- [PROBLEM]:
Every line of the material that follows must be printed again exactly.

──────── RECORDS ────────

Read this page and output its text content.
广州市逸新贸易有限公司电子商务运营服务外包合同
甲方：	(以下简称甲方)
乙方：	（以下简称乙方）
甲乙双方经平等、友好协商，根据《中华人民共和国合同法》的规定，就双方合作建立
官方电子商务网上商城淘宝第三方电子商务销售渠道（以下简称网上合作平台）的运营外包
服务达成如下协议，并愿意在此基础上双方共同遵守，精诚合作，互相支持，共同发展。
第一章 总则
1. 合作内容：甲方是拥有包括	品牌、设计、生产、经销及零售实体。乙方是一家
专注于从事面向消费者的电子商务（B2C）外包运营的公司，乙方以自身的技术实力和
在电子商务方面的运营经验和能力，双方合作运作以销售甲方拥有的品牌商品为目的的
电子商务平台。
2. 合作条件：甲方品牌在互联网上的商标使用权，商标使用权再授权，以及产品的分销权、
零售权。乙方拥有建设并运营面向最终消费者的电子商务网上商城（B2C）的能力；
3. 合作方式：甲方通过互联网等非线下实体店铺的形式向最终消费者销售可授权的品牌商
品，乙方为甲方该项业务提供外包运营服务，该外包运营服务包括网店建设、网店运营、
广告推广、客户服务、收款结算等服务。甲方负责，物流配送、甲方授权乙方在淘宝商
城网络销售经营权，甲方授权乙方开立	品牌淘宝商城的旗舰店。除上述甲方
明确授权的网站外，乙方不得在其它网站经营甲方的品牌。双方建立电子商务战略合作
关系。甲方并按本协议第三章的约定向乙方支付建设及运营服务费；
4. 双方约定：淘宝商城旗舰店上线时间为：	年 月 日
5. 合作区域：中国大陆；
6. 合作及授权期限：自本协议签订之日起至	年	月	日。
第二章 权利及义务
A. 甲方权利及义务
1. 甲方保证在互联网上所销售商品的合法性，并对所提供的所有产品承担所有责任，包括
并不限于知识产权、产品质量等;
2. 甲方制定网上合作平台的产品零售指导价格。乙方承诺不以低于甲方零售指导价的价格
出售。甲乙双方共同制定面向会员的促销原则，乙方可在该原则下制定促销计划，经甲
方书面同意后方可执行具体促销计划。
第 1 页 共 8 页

────────

- [TASK RESPONSE]:
Read this page and output its text content.
广州市逸新贸易有限公司电子商务运营服务外包合同
甲方：	(以下简称甲方)
乙方：	（以下简称乙方）
甲乙双方经平等、友好协商，根据《中华人民共和国合同法》的规定，就双方合作建立
官方电子商务网上商城淘宝第三方电子商务销售渠道（以下简称网上合作平台）的运营外包
服务达成如下协议，并愿意在此基础上双方共同遵守，精诚合作，互相支持，共同发展。
第一章 总则
1. 合作内容：甲方是拥有包括	品牌、设计、生产、经销及零售实体。乙方是一家
专注于从事面向消费者的电子商务（B2C）外包运营的公司，乙方以自身的技术实力和
在电子商务方面的运营经验和能力，双方合作运作以销售甲方拥有的品牌商品为目的的
电子商务平台。
2. 合作条件：甲方品牌在互联网上的商标使用权，商标使用权再授权，以及产品的分销权、
零售权。乙方拥有建设并运营面向最终消费者的电子商务网上商城（B2C）的能力；
3. 合作方式：甲方通过互联网等非线下实体店铺的形式向最终消费者销售可授权的品牌商
品，乙方为甲方该项业务提供外包运营服务，该外包运营服务包括网店建设、网店运营、
广告推广、客户服务、收款结算等服务。甲方负责，物流配送、甲方授权乙方在淘宝商
城网络销售经营权，甲方授权乙方开立	品牌淘宝商城的旗舰店。除上述甲方
明确授权的网站外，乙方不得在其它网站经营甲方的品牌。双方建立电子商务战略合作
关系。甲方并按本协议第三章的约定向乙方支付建设及运营服务费；
4. 双方约定：淘宝商城旗舰店上线时间为：	年 月 日
5. 合作区域：中国大陆；
6. 合作及授权期限：自本协议签订之日起至	年	月	日。
第二章 权利及义务
A. 甲方权利及义务
1. 甲方保证在互联网上所销售商品的合法性，并对所提供的所有产品承担所有责任，包括
并不限于知识产权、产品质量等;
2. 甲方制定网上合作平台的产品零售指导价格。乙方承诺不以低于甲方零售指导价的价格
出售。甲乙双方共同制定面向会员的促销原则，乙方可在该原则下制定促销计划，经甲
方书面同意后方可执行具体促销计划。
第 1 页 共 8 页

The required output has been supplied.